[Figure content listings]
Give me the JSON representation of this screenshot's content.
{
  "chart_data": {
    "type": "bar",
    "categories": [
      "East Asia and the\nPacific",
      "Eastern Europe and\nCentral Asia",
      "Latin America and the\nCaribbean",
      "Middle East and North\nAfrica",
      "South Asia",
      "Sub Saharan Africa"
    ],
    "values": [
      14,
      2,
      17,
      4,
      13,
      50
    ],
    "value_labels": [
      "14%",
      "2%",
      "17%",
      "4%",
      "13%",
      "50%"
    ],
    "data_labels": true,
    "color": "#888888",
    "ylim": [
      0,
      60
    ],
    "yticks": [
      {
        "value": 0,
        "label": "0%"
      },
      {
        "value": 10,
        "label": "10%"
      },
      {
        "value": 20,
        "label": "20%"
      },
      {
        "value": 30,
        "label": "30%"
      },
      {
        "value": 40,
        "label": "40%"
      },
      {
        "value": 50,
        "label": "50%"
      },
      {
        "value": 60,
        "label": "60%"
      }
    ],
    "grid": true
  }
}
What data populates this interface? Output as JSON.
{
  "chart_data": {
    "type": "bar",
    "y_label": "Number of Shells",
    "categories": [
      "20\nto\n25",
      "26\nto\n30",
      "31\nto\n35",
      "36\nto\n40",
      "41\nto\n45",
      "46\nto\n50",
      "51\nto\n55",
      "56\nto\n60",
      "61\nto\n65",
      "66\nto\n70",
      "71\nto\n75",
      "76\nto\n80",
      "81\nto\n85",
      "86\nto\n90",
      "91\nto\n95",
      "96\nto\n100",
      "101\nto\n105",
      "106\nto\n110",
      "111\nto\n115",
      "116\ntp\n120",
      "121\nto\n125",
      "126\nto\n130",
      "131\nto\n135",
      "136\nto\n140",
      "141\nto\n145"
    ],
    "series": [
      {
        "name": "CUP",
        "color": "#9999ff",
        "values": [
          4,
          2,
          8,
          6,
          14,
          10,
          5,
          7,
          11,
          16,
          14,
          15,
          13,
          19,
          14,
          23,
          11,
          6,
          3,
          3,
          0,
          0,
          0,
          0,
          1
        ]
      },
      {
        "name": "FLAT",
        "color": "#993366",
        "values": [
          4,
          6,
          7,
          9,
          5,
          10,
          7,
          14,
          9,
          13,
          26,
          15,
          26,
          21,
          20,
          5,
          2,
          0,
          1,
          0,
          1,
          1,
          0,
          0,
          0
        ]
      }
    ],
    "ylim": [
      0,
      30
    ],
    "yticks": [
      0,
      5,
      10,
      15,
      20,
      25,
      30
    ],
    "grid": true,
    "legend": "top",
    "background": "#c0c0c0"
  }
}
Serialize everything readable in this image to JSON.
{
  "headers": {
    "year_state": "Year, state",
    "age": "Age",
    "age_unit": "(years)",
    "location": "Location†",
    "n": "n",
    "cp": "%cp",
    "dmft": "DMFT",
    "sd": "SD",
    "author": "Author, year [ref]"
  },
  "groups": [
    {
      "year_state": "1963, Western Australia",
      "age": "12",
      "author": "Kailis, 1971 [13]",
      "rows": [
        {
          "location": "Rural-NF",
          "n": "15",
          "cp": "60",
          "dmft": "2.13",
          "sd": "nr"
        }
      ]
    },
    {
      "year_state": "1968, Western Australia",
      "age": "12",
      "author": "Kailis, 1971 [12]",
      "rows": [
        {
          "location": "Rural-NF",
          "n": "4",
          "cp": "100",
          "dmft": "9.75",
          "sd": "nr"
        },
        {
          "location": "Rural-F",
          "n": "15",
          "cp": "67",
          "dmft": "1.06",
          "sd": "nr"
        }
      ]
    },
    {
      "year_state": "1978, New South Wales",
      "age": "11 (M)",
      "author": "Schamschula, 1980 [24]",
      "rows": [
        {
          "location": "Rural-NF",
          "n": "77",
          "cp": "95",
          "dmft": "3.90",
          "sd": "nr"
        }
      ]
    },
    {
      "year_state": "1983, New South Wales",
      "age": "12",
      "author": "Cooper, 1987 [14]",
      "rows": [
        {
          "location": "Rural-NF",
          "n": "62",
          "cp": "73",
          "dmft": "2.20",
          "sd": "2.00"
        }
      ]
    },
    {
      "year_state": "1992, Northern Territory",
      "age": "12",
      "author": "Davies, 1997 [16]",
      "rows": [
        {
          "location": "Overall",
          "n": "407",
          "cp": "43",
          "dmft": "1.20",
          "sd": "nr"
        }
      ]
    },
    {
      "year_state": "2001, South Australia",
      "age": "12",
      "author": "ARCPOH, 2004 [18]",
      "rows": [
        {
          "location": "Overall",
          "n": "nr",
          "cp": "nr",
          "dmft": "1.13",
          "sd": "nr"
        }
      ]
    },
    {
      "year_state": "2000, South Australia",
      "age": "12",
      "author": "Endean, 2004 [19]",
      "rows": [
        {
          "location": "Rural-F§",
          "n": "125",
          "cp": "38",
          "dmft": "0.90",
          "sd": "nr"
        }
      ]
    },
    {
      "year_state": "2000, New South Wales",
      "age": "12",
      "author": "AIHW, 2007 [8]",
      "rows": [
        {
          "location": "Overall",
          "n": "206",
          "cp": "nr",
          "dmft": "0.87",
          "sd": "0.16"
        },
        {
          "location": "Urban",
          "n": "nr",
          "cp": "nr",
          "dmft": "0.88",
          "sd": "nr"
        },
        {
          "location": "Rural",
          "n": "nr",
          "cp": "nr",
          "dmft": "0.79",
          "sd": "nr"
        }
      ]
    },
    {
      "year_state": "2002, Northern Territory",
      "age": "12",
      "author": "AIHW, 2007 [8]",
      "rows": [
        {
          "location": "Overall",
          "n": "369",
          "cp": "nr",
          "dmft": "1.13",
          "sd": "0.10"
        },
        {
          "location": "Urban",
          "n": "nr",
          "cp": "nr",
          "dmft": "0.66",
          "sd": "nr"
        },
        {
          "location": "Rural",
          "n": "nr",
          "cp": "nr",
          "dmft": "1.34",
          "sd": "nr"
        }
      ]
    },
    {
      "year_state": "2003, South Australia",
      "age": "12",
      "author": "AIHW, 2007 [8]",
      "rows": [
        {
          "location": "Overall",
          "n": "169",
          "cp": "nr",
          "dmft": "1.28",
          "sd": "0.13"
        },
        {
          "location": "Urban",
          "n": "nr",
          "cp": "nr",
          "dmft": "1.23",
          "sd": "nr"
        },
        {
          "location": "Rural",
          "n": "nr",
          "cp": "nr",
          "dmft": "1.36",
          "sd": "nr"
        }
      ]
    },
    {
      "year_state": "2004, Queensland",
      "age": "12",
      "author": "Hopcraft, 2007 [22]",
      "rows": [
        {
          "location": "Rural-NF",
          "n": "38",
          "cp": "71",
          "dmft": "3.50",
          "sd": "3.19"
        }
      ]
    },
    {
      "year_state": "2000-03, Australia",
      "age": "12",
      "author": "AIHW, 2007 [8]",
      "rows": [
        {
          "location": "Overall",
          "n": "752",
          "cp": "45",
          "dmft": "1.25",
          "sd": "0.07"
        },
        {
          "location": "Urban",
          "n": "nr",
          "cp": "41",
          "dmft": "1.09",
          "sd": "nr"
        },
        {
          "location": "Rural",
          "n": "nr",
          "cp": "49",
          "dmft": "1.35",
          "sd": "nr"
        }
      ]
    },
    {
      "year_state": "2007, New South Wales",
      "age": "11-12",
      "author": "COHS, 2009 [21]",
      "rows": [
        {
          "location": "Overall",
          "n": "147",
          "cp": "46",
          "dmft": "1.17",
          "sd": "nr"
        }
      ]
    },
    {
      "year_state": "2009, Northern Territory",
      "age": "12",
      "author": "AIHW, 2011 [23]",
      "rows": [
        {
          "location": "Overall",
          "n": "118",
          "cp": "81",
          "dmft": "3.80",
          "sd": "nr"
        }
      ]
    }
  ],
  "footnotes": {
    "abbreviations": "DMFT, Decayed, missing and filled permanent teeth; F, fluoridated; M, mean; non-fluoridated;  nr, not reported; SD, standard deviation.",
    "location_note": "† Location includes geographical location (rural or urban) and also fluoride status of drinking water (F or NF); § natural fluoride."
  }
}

→ **Given exercise**
Across the data, tally the lines containing "Northern" and give back the number alone.

→ **Written answer**
3